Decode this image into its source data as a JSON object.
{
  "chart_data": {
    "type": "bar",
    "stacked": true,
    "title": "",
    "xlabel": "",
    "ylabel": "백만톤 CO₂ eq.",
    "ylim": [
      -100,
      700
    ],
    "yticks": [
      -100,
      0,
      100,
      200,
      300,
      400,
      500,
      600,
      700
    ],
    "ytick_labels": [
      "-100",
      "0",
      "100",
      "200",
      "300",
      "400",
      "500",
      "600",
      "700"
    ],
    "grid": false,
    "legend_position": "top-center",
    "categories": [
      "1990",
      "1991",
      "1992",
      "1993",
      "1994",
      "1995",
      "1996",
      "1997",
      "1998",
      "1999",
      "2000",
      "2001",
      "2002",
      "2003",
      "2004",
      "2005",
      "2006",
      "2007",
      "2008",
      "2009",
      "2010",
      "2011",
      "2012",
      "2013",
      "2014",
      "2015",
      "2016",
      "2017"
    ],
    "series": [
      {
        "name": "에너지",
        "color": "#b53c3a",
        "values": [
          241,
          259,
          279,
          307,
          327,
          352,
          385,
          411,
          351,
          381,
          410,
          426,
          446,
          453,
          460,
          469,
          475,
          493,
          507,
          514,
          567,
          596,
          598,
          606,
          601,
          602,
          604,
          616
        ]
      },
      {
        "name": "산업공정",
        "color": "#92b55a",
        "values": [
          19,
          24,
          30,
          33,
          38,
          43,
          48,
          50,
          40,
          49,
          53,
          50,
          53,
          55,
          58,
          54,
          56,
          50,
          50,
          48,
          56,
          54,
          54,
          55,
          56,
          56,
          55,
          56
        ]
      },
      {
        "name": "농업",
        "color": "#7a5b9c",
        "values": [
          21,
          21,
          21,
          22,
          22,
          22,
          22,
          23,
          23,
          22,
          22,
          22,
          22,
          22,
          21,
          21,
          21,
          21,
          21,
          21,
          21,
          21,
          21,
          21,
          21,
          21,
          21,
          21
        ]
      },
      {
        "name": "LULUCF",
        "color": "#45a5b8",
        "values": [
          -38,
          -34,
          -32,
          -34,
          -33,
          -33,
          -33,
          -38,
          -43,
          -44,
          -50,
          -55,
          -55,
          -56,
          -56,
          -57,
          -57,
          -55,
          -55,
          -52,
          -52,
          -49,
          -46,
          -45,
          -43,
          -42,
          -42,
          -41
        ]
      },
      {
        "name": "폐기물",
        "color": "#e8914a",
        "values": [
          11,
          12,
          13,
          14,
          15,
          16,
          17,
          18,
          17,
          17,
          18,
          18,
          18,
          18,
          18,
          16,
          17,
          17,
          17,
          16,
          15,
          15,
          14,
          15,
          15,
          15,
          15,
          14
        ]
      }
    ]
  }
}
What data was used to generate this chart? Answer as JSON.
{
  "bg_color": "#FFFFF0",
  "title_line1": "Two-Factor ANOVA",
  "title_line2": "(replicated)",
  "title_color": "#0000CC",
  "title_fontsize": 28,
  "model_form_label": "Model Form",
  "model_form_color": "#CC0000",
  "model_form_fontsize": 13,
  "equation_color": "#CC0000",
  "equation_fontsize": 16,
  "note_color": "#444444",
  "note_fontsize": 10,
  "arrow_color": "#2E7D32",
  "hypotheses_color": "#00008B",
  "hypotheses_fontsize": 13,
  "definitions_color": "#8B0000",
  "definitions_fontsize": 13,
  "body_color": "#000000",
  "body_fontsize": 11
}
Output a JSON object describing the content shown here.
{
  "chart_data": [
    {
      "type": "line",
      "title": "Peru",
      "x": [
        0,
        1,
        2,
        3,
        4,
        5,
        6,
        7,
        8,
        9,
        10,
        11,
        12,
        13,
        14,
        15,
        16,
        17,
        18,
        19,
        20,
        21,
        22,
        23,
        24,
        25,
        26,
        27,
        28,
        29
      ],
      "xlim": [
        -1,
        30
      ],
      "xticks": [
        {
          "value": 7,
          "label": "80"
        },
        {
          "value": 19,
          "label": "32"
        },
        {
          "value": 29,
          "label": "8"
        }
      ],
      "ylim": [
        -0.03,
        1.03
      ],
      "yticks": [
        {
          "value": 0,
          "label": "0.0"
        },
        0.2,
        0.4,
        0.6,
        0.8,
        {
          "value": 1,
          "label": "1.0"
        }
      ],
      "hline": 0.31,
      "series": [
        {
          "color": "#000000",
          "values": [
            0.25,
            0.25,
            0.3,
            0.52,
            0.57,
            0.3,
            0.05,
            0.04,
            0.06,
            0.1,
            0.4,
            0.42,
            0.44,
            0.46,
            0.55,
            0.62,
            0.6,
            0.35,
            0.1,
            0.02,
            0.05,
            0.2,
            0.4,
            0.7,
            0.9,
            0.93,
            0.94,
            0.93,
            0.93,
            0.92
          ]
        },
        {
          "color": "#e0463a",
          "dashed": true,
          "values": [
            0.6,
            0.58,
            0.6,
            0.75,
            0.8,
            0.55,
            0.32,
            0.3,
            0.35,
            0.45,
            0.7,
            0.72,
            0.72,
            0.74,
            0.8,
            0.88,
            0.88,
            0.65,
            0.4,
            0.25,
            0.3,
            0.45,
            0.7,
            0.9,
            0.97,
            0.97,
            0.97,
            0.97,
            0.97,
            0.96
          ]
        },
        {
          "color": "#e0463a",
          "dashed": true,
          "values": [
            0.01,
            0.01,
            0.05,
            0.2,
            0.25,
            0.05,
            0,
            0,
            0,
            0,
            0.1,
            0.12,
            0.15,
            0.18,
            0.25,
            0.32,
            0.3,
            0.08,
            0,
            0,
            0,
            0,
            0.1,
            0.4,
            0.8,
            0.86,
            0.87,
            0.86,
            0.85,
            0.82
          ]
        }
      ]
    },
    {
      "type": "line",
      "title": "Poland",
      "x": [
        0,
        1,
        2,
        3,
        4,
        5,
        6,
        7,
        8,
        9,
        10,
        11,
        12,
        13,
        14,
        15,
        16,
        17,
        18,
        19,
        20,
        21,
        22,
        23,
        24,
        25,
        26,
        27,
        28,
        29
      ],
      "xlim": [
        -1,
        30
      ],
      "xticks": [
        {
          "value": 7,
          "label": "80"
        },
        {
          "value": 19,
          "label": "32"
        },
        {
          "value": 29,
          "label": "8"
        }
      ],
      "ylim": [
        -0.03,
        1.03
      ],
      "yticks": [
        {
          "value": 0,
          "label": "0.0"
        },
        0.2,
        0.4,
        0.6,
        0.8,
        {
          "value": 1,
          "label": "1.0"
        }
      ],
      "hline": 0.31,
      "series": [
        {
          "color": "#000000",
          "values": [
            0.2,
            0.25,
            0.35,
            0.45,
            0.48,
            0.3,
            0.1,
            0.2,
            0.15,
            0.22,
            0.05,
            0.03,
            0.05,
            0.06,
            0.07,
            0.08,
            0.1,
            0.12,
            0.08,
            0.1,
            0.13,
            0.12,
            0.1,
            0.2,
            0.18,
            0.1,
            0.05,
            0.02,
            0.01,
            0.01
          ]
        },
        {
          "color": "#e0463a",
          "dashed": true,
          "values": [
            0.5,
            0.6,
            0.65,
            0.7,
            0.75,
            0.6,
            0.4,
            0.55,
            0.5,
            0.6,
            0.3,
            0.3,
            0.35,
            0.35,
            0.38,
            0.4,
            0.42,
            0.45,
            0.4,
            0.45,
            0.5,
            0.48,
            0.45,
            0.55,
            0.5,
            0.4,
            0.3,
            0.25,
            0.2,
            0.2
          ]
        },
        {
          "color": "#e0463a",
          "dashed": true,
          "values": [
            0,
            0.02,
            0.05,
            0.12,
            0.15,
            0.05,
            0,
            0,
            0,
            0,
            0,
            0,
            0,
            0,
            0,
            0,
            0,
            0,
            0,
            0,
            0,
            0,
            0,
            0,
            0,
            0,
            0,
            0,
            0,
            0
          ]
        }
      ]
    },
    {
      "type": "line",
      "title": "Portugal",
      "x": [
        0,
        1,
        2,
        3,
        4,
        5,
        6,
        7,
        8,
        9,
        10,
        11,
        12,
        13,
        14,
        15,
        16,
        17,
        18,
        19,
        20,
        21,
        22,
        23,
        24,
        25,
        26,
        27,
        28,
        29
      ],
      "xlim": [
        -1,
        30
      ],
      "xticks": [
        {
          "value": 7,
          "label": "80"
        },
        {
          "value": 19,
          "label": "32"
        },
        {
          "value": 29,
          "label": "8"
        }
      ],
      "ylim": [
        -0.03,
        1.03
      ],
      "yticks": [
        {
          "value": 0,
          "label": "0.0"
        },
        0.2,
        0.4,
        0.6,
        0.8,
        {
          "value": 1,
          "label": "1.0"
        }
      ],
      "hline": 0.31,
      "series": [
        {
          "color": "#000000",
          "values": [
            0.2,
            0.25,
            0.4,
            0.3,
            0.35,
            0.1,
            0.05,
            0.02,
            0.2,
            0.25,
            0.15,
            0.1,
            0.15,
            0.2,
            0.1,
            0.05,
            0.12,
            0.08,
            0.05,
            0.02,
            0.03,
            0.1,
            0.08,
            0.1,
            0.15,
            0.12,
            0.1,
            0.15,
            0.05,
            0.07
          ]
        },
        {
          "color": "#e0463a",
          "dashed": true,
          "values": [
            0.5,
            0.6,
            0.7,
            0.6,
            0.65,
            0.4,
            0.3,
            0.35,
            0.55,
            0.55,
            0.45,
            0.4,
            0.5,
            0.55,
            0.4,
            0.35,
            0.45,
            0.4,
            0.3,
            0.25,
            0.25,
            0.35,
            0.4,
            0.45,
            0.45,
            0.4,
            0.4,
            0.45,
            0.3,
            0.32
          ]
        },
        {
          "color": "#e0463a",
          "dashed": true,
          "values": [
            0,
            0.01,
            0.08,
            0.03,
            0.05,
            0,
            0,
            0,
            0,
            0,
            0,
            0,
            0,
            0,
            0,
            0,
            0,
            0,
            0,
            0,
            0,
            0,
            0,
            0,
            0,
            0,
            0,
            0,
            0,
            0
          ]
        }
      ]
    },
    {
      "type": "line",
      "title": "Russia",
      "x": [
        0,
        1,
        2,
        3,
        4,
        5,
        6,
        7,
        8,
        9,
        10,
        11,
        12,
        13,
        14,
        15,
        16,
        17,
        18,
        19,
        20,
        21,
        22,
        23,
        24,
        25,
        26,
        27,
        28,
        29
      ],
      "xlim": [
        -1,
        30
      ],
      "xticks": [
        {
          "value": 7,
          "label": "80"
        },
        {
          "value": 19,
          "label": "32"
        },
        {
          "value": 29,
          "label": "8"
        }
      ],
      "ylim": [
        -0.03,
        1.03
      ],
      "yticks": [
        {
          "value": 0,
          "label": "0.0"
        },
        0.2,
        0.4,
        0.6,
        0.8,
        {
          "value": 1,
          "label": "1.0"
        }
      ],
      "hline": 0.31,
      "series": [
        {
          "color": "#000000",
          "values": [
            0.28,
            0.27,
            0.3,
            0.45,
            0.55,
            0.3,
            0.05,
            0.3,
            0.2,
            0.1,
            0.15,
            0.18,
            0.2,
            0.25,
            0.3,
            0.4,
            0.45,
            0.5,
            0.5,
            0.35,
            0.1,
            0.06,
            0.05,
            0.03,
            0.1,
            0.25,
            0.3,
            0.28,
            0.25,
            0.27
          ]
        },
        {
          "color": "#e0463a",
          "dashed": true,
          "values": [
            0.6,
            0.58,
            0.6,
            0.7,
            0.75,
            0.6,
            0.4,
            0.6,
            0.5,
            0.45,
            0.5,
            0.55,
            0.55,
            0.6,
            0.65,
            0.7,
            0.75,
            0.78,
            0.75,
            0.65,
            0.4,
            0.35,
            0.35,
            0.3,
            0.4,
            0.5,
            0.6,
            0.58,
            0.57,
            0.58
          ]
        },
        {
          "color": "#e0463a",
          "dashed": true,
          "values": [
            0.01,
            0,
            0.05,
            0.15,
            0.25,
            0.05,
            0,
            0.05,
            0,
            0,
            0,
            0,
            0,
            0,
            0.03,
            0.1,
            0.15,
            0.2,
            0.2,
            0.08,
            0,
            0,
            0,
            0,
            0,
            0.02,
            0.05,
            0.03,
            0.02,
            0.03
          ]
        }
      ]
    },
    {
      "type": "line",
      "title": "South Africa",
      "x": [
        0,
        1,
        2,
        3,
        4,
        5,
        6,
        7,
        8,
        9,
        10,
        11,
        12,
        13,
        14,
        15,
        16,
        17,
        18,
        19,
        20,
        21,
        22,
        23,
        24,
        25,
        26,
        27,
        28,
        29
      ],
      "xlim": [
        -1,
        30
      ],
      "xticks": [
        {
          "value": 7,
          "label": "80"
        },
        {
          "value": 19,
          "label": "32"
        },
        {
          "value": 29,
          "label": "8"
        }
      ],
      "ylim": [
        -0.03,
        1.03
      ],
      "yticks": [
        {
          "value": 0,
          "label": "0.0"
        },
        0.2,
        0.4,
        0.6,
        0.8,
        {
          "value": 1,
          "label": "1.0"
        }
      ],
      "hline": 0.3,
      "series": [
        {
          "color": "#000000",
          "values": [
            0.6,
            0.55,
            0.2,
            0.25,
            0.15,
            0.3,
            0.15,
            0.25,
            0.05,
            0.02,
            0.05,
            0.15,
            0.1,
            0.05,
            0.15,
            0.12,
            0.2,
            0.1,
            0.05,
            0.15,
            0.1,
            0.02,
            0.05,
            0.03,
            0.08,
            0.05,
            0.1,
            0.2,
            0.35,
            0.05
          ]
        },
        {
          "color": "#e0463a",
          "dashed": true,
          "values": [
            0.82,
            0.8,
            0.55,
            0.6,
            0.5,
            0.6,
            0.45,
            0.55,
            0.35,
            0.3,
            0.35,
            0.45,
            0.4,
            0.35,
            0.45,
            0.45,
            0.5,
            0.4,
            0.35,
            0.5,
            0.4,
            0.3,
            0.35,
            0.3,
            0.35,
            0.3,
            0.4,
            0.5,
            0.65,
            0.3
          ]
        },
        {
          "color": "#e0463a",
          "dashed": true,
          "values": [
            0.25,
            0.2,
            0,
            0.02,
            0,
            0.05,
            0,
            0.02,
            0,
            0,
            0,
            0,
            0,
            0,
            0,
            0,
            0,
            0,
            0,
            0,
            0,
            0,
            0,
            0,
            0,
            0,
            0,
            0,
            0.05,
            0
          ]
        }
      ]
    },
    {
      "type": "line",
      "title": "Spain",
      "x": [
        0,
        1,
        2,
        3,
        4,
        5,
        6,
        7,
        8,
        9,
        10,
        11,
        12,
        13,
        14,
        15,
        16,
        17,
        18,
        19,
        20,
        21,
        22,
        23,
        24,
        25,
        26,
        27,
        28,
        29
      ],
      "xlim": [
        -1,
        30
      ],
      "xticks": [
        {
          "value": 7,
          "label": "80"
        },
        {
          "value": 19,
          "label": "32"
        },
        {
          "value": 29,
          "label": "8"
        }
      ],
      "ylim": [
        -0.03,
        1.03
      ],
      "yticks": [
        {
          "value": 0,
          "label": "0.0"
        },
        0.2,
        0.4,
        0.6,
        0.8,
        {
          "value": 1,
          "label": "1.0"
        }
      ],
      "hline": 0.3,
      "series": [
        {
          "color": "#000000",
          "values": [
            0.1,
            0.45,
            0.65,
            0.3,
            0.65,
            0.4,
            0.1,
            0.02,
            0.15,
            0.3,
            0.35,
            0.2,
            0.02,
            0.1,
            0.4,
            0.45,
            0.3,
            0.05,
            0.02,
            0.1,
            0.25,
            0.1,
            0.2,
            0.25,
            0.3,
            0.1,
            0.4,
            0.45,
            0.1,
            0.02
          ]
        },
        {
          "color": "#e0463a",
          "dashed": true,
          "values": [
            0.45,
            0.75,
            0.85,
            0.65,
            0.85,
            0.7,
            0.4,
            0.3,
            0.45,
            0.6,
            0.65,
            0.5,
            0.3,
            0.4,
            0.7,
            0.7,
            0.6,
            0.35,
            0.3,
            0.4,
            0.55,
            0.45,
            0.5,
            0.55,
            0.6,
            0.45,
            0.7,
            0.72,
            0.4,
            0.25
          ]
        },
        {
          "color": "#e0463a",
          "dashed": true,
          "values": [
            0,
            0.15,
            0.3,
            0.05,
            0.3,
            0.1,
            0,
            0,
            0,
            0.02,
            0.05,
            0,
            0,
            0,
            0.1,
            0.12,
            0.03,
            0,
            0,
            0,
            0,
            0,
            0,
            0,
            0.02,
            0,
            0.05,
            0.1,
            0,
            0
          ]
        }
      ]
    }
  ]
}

## Task objective:
Find the lines of the material that hold the word "this" and report their count alone.

## Solution:
2